-- start of DATA PROVIDED --

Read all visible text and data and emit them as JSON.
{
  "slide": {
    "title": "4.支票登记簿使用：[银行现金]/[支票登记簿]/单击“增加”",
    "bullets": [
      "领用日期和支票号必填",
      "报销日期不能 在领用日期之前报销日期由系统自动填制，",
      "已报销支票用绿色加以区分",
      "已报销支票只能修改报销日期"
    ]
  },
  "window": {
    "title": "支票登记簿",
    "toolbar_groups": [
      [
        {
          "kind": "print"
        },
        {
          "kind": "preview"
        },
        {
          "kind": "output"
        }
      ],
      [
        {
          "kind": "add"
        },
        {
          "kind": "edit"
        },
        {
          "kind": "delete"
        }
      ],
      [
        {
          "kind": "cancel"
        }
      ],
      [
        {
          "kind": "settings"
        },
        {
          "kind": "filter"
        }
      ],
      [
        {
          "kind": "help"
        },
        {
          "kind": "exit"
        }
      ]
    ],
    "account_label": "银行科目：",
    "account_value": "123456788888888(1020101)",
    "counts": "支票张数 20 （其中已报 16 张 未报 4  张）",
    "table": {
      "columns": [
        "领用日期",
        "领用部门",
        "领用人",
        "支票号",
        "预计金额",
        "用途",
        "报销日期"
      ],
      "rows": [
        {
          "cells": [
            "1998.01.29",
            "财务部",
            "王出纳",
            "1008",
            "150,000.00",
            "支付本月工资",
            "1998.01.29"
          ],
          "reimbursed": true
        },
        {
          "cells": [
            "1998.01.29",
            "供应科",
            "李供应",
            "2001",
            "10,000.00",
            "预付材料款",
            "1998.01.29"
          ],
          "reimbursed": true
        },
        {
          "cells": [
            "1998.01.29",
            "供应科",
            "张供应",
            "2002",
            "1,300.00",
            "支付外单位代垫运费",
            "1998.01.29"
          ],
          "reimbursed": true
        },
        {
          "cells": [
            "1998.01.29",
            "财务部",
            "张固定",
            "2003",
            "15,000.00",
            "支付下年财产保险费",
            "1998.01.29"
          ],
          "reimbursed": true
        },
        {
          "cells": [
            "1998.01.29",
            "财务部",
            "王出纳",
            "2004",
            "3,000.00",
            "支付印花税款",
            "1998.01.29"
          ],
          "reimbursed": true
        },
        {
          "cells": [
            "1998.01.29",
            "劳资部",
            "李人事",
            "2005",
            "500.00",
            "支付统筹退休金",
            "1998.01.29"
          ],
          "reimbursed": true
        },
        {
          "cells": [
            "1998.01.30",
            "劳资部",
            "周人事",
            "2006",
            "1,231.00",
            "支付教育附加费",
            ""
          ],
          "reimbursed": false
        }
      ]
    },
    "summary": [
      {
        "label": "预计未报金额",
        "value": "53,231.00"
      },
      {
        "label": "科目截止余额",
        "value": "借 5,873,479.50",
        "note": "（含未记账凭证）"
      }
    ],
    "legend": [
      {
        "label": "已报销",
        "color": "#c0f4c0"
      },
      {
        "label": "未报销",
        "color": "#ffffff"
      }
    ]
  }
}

-- end of DATA PROVIDED --

EXERCISE INSTRUCTIONS >>
Using the listing above, return all lines where the word "kind" occurs.

EXERCISE RESPONSE >>
          "kind": "print"
          "kind": "preview"
          "kind": "output"
          "kind": "add"
          "kind": "edit"
          "kind": "delete"
          "kind": "cancel"
          "kind": "settings"
          "kind": "filter"
          "kind": "help"
          "kind": "exit"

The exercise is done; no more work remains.